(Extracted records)
• • • • •

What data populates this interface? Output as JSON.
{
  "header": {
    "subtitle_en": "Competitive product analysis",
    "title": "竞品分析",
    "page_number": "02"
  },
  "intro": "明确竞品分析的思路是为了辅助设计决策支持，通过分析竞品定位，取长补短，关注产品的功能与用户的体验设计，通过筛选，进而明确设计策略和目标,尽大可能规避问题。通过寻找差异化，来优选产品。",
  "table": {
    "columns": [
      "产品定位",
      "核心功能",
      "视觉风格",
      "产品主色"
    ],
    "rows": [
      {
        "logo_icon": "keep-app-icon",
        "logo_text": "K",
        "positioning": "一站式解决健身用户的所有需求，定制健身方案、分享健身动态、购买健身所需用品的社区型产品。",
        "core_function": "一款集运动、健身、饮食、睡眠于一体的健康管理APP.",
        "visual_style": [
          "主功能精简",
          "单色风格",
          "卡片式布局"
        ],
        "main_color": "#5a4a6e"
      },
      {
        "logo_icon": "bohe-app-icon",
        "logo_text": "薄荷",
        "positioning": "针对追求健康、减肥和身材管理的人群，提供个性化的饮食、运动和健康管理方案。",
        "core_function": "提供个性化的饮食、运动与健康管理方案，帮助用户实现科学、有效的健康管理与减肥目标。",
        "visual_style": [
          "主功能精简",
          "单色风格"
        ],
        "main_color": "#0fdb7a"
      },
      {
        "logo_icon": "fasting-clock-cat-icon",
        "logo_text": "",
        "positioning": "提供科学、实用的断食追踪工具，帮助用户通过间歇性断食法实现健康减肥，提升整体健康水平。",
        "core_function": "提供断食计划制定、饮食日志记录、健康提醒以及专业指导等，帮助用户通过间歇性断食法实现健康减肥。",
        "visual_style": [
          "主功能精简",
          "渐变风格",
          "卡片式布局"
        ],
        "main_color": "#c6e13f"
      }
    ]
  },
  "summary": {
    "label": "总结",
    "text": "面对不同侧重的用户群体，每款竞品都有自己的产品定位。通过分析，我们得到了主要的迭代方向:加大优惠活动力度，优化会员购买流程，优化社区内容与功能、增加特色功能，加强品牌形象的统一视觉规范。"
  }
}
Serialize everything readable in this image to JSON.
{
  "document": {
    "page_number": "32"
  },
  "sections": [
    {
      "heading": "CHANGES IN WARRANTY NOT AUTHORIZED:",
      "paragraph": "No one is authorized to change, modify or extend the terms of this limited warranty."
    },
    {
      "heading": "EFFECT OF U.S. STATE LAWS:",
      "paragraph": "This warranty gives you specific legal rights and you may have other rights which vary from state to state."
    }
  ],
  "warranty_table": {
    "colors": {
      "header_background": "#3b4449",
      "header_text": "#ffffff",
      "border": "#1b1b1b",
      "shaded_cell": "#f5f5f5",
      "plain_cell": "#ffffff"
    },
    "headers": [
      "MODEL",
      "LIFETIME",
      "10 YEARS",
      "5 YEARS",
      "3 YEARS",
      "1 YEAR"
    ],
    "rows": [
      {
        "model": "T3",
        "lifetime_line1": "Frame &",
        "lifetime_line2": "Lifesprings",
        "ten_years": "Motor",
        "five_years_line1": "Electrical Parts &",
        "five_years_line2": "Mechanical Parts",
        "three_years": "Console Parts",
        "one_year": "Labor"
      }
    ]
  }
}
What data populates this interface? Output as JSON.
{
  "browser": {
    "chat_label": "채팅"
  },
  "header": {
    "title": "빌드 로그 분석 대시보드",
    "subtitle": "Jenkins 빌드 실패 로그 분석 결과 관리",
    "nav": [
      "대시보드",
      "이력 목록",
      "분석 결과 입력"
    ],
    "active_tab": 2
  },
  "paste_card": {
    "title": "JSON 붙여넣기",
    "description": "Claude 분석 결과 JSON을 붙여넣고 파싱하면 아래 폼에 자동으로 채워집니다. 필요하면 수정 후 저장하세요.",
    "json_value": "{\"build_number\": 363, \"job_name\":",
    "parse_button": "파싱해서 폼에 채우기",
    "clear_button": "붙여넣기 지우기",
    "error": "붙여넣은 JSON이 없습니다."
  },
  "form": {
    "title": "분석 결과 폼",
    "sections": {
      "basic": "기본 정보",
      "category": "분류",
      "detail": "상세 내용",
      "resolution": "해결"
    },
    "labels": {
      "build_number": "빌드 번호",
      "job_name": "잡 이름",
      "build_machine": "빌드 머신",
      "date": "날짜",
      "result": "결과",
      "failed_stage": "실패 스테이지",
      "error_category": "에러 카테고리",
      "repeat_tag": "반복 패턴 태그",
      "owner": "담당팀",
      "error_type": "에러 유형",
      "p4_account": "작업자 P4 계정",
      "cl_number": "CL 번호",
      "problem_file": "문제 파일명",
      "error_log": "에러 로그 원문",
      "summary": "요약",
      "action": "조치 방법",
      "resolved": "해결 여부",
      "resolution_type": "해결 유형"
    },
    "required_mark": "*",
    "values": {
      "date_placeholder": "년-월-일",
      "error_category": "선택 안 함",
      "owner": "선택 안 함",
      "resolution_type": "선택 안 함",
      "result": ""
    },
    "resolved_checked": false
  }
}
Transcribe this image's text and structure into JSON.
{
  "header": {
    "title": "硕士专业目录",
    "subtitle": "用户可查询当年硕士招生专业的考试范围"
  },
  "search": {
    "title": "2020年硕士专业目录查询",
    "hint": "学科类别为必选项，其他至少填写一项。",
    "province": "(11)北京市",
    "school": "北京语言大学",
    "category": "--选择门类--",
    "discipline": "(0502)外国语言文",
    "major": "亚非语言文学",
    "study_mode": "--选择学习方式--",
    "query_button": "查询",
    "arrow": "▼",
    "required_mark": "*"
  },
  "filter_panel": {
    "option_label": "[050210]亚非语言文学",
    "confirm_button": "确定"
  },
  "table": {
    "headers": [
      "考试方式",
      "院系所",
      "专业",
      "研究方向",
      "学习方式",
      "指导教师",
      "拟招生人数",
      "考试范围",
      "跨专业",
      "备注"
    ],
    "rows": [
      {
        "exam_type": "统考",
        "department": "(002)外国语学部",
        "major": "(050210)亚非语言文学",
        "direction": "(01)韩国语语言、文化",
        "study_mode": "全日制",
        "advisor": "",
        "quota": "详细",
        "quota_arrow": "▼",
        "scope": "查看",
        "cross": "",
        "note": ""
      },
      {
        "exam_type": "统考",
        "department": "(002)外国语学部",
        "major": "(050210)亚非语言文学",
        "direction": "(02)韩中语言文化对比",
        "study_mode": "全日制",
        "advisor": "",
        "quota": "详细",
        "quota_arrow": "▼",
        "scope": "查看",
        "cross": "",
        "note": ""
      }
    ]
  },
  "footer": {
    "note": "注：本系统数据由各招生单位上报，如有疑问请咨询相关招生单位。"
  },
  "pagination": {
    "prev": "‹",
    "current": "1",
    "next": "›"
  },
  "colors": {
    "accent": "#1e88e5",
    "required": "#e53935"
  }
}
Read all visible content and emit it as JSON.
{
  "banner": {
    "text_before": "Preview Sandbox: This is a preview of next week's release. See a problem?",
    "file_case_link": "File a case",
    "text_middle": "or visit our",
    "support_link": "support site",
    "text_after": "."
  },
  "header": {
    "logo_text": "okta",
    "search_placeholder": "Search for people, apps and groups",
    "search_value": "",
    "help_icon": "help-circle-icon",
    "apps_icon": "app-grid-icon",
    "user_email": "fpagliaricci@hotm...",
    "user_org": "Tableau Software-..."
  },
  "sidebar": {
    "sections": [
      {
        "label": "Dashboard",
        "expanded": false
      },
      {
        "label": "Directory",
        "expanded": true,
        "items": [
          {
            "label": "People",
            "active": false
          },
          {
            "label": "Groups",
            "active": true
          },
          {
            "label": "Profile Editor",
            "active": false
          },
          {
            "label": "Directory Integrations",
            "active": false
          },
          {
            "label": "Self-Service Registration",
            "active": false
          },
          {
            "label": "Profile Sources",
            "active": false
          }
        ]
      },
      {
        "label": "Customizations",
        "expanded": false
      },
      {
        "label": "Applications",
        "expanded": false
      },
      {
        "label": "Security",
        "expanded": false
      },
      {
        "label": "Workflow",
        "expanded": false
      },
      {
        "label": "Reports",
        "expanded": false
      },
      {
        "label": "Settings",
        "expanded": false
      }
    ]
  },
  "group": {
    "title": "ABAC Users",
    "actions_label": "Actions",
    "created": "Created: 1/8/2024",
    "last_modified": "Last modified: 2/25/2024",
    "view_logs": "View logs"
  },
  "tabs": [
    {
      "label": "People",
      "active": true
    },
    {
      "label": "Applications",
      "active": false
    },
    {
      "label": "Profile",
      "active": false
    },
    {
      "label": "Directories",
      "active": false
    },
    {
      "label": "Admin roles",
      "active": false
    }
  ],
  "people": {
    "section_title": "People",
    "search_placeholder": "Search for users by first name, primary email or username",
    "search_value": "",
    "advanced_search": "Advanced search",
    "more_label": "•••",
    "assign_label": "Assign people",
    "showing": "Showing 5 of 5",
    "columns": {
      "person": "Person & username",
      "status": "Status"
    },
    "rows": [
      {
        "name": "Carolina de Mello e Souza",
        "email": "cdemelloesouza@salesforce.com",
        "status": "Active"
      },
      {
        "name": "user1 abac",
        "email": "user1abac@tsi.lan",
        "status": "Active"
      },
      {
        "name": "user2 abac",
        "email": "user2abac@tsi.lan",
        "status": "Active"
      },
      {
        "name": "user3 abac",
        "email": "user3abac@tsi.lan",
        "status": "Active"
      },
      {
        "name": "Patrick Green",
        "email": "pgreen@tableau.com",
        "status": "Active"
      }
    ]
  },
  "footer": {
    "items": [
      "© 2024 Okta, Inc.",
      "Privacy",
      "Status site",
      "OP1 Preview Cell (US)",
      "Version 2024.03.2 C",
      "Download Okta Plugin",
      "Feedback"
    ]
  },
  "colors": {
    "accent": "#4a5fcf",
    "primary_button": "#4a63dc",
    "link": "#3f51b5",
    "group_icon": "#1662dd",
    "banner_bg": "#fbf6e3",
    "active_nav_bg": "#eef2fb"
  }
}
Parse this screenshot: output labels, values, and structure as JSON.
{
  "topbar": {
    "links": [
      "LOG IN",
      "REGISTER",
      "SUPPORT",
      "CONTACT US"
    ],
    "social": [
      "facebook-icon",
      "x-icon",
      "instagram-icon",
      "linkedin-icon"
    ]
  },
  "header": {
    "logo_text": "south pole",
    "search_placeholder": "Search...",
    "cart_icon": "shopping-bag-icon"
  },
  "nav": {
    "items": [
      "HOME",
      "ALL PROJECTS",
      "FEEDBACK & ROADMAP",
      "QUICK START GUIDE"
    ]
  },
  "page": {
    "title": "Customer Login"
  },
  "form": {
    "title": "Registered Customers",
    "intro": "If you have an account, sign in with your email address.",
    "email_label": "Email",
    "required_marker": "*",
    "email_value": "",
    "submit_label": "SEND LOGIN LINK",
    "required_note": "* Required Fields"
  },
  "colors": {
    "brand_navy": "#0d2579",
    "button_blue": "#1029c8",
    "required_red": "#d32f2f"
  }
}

• • • • •

[WORK REQUIRED]:
Lines containing "intro" are to be counted. State the total and add nothing.

[RESPONSE TO THIS TASK]:
2